» Work to do
Isolate every line in the data with the string "replicating" and copy it.

» Material supplied

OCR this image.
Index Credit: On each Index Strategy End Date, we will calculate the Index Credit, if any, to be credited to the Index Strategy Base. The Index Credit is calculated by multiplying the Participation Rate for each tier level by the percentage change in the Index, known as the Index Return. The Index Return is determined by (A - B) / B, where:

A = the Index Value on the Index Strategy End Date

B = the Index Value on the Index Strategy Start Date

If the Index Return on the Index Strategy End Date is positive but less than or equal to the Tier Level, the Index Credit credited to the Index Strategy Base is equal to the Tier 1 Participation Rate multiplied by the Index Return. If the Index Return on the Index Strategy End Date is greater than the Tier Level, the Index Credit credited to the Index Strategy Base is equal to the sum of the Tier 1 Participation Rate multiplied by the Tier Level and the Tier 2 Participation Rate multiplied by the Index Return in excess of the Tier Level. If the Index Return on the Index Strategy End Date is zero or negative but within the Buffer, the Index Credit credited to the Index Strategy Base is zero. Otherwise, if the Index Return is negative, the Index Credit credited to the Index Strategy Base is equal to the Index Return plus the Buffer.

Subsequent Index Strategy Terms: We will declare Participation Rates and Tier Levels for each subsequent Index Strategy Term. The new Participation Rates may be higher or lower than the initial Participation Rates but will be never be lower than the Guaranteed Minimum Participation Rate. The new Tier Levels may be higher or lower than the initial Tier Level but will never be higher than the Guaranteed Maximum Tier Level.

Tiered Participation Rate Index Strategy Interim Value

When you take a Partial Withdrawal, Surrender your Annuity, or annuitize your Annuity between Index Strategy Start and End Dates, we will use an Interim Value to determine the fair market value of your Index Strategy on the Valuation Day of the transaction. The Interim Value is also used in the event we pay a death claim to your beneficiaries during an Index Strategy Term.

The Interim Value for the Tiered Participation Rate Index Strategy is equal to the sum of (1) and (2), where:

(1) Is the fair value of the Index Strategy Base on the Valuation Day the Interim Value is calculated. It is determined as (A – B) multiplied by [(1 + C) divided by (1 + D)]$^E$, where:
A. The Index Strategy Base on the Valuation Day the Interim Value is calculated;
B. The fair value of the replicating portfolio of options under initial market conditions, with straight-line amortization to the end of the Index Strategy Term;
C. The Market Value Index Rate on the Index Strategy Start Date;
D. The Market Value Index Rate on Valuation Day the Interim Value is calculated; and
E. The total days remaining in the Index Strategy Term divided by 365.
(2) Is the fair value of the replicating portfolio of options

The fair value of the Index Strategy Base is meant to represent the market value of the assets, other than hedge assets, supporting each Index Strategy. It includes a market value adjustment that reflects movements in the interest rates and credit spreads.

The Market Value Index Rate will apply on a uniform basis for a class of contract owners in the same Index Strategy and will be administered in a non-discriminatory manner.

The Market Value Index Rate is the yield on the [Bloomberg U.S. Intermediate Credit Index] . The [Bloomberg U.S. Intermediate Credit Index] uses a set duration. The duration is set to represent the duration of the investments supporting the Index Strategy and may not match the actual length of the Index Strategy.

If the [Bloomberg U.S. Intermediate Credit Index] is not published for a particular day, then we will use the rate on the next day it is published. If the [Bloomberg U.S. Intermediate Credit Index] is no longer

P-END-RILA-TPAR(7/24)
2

» Final answer
B. The fair value of the replicating portfolio of options under initial market conditions, with straight-line amortization to the end of the Index Strategy Term;
(2) Is the fair value of the replicating portfolio of options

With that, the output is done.